**Instructions to follow:** Every entry should be repeated exactly. Omit the pictures.

========

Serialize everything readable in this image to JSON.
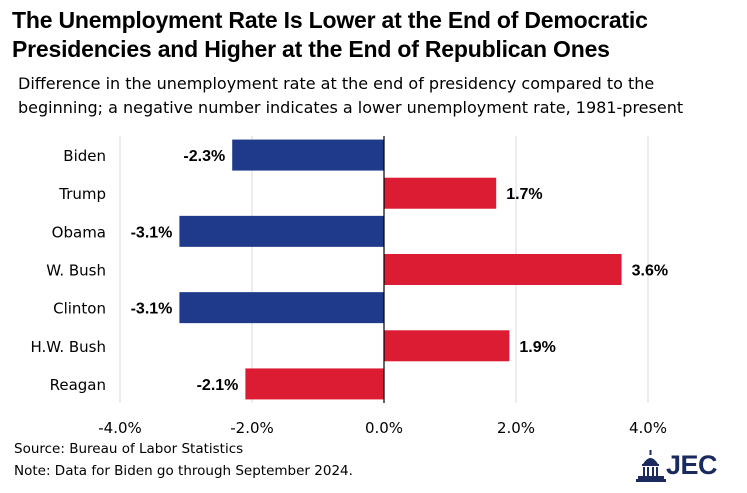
{
  "title": "The Unemployment Rate Is Lower at the End of Democratic Presidencies and Higher at the End of Republican Ones",
  "subtitle": "Difference in the unemployment rate at the end of presidency compared to the beginning; a negative number indicates a lower unemployment rate, 1981-present",
  "source": "Source: Bureau of Labor Statistics",
  "note": "Note: Data for Biden go through September 2024.",
  "logo": {
    "text": "JEC",
    "icon": "capitol-dome-icon"
  },
  "colors": {
    "democratic": "#1f3a8a",
    "republican": "#dc1c33",
    "grid": "#d9d9d9",
    "axis": "#000000"
  },
  "chart_data": {
    "type": "bar",
    "orientation": "horizontal",
    "title": "The Unemployment Rate Is Lower at the End of Democratic Presidencies and Higher at the End of Republican Ones",
    "subtitle": "Difference in the unemployment rate at the end of presidency compared to the beginning; a negative number indicates a lower unemployment rate, 1981-present",
    "categories": [
      "Biden",
      "Trump",
      "Obama",
      "W. Bush",
      "Clinton",
      "H.W. Bush",
      "Reagan"
    ],
    "values": [
      -2.3,
      1.7,
      -3.1,
      3.6,
      -3.1,
      1.9,
      -2.1
    ],
    "data_labels": [
      "-2.3%",
      "1.7%",
      "-3.1%",
      "3.6%",
      "-3.1%",
      "1.9%",
      "-2.1%"
    ],
    "bar_colors": [
      "#1f3a8a",
      "#dc1c33",
      "#1f3a8a",
      "#dc1c33",
      "#1f3a8a",
      "#dc1c33",
      "#dc1c33"
    ],
    "xlim": [
      -4.0,
      4.0
    ],
    "xticks": [
      -4.0,
      -2.0,
      0.0,
      2.0,
      4.0
    ],
    "xtick_labels": [
      "-4.0%",
      "-2.0%",
      "0.0%",
      "2.0%",
      "4.0%"
    ],
    "xlabel": "",
    "ylabel": "",
    "grid": true,
    "legend": "none"
  }
}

========

**Answer below:**
Serialize everything readable in this image to JSON.
{
  "title": "The Unemployment Rate Is Lower at the End of Democratic Presidencies and Higher at the End of Republican Ones",
  "subtitle": "Difference in the unemployment rate at the end of presidency compared to the beginning; a negative number indicates a lower unemployment rate, 1981-present",
  "source": "Source: Bureau of Labor Statistics",
  "note": "Note: Data for Biden go through September 2024.",
  "logo": {
    "text": "JEC",
    "icon": "capitol-dome-icon"
  },
  "colors": {
    "democratic": "#1f3a8a",
    "republican": "#dc1c33",
    "grid": "#d9d9d9",
    "axis": "#000000"
  },
  "chart_data": {
    "type": "bar",
    "orientation": "horizontal",
    "title": "The Unemployment Rate Is Lower at the End of Democratic Presidencies and Higher at the End of Republican Ones",
    "subtitle": "Difference in the unemployment rate at the end of presidency compared to the beginning; a negative number indicates a lower unemployment rate, 1981-present",
    "categories": [
      "Biden",
      "Trump",
      "Obama",
      "W. Bush",
      "Clinton",
      "H.W. Bush",
      "Reagan"
    ],
    "values": [
      -2.3,
      1.7,
      -3.1,
      3.6,
      -3.1,
      1.9,
      -2.1
    ],
    "data_labels": [
      "-2.3%",
      "1.7%",
      "-3.1%",
      "3.6%",
      "-3.1%",
      "1.9%",
      "-2.1%"
    ],
    "bar_colors": [
      "#1f3a8a",
      "#dc1c33",
      "#1f3a8a",
      "#dc1c33",
      "#1f3a8a",
      "#dc1c33",
      "#dc1c33"
    ],
    "xlim": [
      -4.0,
      4.0
    ],
    "xticks": [
      -4.0,
      -2.0,
      0.0,
      2.0,
      4.0
    ],
    "xtick_labels": [
      "-4.0%",
      "-2.0%",
      "0.0%",
      "2.0%",
      "4.0%"
    ],
    "xlabel": "",
    "ylabel": "",
    "grid": true,
    "legend": "none"
  }
}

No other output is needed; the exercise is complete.